- _Instructions for the task_
All material below is to be reproduced exactly.
++++ Excerpted records ++++
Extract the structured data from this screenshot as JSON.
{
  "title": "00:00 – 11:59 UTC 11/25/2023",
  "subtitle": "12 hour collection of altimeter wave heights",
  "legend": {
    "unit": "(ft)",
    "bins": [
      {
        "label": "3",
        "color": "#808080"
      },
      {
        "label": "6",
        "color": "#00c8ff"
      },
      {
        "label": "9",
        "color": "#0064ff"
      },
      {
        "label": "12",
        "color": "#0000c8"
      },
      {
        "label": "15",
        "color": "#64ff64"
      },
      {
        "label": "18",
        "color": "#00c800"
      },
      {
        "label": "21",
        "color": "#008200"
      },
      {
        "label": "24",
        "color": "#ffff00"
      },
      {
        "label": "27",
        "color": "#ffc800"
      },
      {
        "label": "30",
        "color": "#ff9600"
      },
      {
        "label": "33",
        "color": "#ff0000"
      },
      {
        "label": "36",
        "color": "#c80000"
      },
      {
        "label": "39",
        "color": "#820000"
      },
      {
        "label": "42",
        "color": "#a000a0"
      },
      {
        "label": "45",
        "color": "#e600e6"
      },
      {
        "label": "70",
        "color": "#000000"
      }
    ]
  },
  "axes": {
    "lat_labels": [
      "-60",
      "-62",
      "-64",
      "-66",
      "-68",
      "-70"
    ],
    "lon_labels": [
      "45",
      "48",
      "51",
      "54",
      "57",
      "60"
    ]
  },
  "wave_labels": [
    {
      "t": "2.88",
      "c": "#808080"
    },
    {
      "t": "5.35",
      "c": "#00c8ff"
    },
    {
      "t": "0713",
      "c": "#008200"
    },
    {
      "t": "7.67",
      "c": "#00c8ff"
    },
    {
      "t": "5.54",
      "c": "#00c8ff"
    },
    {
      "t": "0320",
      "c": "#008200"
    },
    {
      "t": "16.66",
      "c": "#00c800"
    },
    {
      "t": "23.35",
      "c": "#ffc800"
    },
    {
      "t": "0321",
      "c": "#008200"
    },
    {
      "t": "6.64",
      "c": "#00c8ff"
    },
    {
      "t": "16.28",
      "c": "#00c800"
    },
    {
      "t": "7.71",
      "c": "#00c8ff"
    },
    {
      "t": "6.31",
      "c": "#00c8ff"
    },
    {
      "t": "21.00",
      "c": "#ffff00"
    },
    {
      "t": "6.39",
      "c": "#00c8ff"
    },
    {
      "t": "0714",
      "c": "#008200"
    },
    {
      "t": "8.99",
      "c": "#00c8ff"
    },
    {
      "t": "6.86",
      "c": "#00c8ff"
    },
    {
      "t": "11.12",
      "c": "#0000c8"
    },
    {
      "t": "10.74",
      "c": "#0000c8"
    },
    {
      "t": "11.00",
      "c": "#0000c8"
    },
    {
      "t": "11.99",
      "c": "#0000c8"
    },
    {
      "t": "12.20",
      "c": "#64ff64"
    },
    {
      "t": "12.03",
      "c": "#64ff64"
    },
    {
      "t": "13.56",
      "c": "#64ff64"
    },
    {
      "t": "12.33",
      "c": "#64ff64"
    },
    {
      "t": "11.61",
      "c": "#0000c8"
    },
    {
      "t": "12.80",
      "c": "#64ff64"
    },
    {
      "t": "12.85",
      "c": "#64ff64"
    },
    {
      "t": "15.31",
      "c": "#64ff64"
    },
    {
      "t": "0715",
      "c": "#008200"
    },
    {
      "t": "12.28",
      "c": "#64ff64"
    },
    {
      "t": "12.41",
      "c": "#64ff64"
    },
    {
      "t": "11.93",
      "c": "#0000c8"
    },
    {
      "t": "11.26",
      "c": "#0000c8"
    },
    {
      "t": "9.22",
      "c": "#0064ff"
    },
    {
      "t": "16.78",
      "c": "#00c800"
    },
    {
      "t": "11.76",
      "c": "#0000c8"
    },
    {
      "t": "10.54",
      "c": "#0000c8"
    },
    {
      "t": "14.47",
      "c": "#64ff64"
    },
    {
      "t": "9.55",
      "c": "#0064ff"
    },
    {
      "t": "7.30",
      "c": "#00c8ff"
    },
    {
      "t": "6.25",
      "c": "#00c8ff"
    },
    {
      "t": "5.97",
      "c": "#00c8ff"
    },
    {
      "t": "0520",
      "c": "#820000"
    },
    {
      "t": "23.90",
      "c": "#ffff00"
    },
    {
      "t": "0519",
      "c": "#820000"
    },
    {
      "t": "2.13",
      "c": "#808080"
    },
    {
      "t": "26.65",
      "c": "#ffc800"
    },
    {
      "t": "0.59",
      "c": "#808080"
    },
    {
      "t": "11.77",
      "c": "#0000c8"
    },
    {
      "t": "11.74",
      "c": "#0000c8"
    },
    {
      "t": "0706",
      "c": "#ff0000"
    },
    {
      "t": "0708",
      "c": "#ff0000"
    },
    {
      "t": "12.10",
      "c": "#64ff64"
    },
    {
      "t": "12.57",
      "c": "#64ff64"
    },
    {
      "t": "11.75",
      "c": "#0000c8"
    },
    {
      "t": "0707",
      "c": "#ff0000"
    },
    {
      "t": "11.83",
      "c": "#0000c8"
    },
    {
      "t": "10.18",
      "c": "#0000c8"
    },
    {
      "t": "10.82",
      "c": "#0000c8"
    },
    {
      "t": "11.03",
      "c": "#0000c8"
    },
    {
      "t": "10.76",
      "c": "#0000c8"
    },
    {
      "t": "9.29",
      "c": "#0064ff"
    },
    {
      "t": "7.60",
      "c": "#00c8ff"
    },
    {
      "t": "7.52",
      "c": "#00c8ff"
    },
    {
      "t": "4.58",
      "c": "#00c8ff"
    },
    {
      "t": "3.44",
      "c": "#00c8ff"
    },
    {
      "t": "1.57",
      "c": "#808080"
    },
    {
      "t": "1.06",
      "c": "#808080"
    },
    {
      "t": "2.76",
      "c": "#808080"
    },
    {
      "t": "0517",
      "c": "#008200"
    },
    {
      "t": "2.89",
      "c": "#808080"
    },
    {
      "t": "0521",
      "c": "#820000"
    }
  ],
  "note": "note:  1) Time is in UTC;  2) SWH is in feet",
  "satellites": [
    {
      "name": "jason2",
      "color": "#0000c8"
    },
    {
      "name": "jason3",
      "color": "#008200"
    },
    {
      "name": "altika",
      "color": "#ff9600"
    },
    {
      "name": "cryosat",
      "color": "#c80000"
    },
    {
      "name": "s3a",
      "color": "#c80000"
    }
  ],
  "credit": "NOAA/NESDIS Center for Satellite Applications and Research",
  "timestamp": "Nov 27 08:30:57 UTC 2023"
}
++++
- _Answer in full_
Extract the structured data from this screenshot as JSON.
{
  "title": "00:00 – 11:59 UTC 11/25/2023",
  "subtitle": "12 hour collection of altimeter wave heights",
  "legend": {
    "unit": "(ft)",
    "bins": [
      {
        "label": "3",
        "color": "#808080"
      },
      {
        "label": "6",
        "color": "#00c8ff"
      },
      {
        "label": "9",
        "color": "#0064ff"
      },
      {
        "label": "12",
        "color": "#0000c8"
      },
      {
        "label": "15",
        "color": "#64ff64"
      },
      {
        "label": "18",
        "color": "#00c800"
      },
      {
        "label": "21",
        "color": "#008200"
      },
      {
        "label": "24",
        "color": "#ffff00"
      },
      {
        "label": "27",
        "color": "#ffc800"
      },
      {
        "label": "30",
        "color": "#ff9600"
      },
      {
        "label": "33",
        "color": "#ff0000"
      },
      {
        "label": "36",
        "color": "#c80000"
      },
      {
        "label": "39",
        "color": "#820000"
      },
      {
        "label": "42",
        "color": "#a000a0"
      },
      {
        "label": "45",
        "color": "#e600e6"
      },
      {
        "label": "70",
        "color": "#000000"
      }
    ]
  },
  "axes": {
    "lat_labels": [
      "-60",
      "-62",
      "-64",
      "-66",
      "-68",
      "-70"
    ],
    "lon_labels": [
      "45",
      "48",
      "51",
      "54",
      "57",
      "60"
    ]
  },
  "wave_labels": [
    {
      "t": "2.88",
      "c": "#808080"
    },
    {
      "t": "5.35",
      "c": "#00c8ff"
    },
    {
      "t": "0713",
      "c": "#008200"
    },
    {
      "t": "7.67",
      "c": "#00c8ff"
    },
    {
      "t": "5.54",
      "c": "#00c8ff"
    },
    {
      "t": "0320",
      "c": "#008200"
    },
    {
      "t": "16.66",
      "c": "#00c800"
    },
    {
      "t": "23.35",
      "c": "#ffc800"
    },
    {
      "t": "0321",
      "c": "#008200"
    },
    {
      "t": "6.64",
      "c": "#00c8ff"
    },
    {
      "t": "16.28",
      "c": "#00c800"
    },
    {
      "t": "7.71",
      "c": "#00c8ff"
    },
    {
      "t": "6.31",
      "c": "#00c8ff"
    },
    {
      "t": "21.00",
      "c": "#ffff00"
    },
    {
      "t": "6.39",
      "c": "#00c8ff"
    },
    {
      "t": "0714",
      "c": "#008200"
    },
    {
      "t": "8.99",
      "c": "#00c8ff"
    },
    {
      "t": "6.86",
      "c": "#00c8ff"
    },
    {
      "t": "11.12",
      "c": "#0000c8"
    },
    {
      "t": "10.74",
      "c": "#0000c8"
    },
    {
      "t": "11.00",
      "c": "#0000c8"
    },
    {
      "t": "11.99",
      "c": "#0000c8"
    },
    {
      "t": "12.20",
      "c": "#64ff64"
    },
    {
      "t": "12.03",
      "c": "#64ff64"
    },
    {
      "t": "13.56",
      "c": "#64ff64"
    },
    {
      "t": "12.33",
      "c": "#64ff64"
    },
    {
      "t": "11.61",
      "c": "#0000c8"
    },
    {
      "t": "12.80",
      "c": "#64ff64"
    },
    {
      "t": "12.85",
      "c": "#64ff64"
    },
    {
      "t": "15.31",
      "c": "#64ff64"
    },
    {
      "t": "0715",
      "c": "#008200"
    },
    {
      "t": "12.28",
      "c": "#64ff64"
    },
    {
      "t": "12.41",
      "c": "#64ff64"
    },
    {
      "t": "11.93",
      "c": "#0000c8"
    },
    {
      "t": "11.26",
      "c": "#0000c8"
    },
    {
      "t": "9.22",
      "c": "#0064ff"
    },
    {
      "t": "16.78",
      "c": "#00c800"
    },
    {
      "t": "11.76",
      "c": "#0000c8"
    },
    {
      "t": "10.54",
      "c": "#0000c8"
    },
    {
      "t": "14.47",
      "c": "#64ff64"
    },
    {
      "t": "9.55",
      "c": "#0064ff"
    },
    {
      "t": "7.30",
      "c": "#00c8ff"
    },
    {
      "t": "6.25",
      "c": "#00c8ff"
    },
    {
      "t": "5.97",
      "c": "#00c8ff"
    },
    {
      "t": "0520",
      "c": "#820000"
    },
    {
      "t": "23.90",
      "c": "#ffff00"
    },
    {
      "t": "0519",
      "c": "#820000"
    },
    {
      "t": "2.13",
      "c": "#808080"
    },
    {
      "t": "26.65",
      "c": "#ffc800"
    },
    {
      "t": "0.59",
      "c": "#808080"
    },
    {
      "t": "11.77",
      "c": "#0000c8"
    },
    {
      "t": "11.74",
      "c": "#0000c8"
    },
    {
      "t": "0706",
      "c": "#ff0000"
    },
    {
      "t": "0708",
      "c": "#ff0000"
    },
    {
      "t": "12.10",
      "c": "#64ff64"
    },
    {
      "t": "12.57",
      "c": "#64ff64"
    },
    {
      "t": "11.75",
      "c": "#0000c8"
    },
    {
      "t": "0707",
      "c": "#ff0000"
    },
    {
      "t": "11.83",
      "c": "#0000c8"
    },
    {
      "t": "10.18",
      "c": "#0000c8"
    },
    {
      "t": "10.82",
      "c": "#0000c8"
    },
    {
      "t": "11.03",
      "c": "#0000c8"
    },
    {
      "t": "10.76",
      "c": "#0000c8"
    },
    {
      "t": "9.29",
      "c": "#0064ff"
    },
    {
      "t": "7.60",
      "c": "#00c8ff"
    },
    {
      "t": "7.52",
      "c": "#00c8ff"
    },
    {
      "t": "4.58",
      "c": "#00c8ff"
    },
    {
      "t": "3.44",
      "c": "#00c8ff"
    },
    {
      "t": "1.57",
      "c": "#808080"
    },
    {
      "t": "1.06",
      "c": "#808080"
    },
    {
      "t": "2.76",
      "c": "#808080"
    },
    {
      "t": "0517",
      "c": "#008200"
    },
    {
      "t": "2.89",
      "c": "#808080"
    },
    {
      "t": "0521",
      "c": "#820000"
    }
  ],
  "note": "note:  1) Time is in UTC;  2) SWH is in feet",
  "satellites": [
    {
      "name": "jason2",
      "color": "#0000c8"
    },
    {
      "name": "jason3",
      "color": "#008200"
    },
    {
      "name": "altika",
      "color": "#ff9600"
    },
    {
      "name": "cryosat",
      "color": "#c80000"
    },
    {
      "name": "s3a",
      "color": "#c80000"
    }
  ],
  "credit": "NOAA/NESDIS Center for Satellite Applications and Research",
  "timestamp": "Nov 27 08:30:57 UTC 2023"
}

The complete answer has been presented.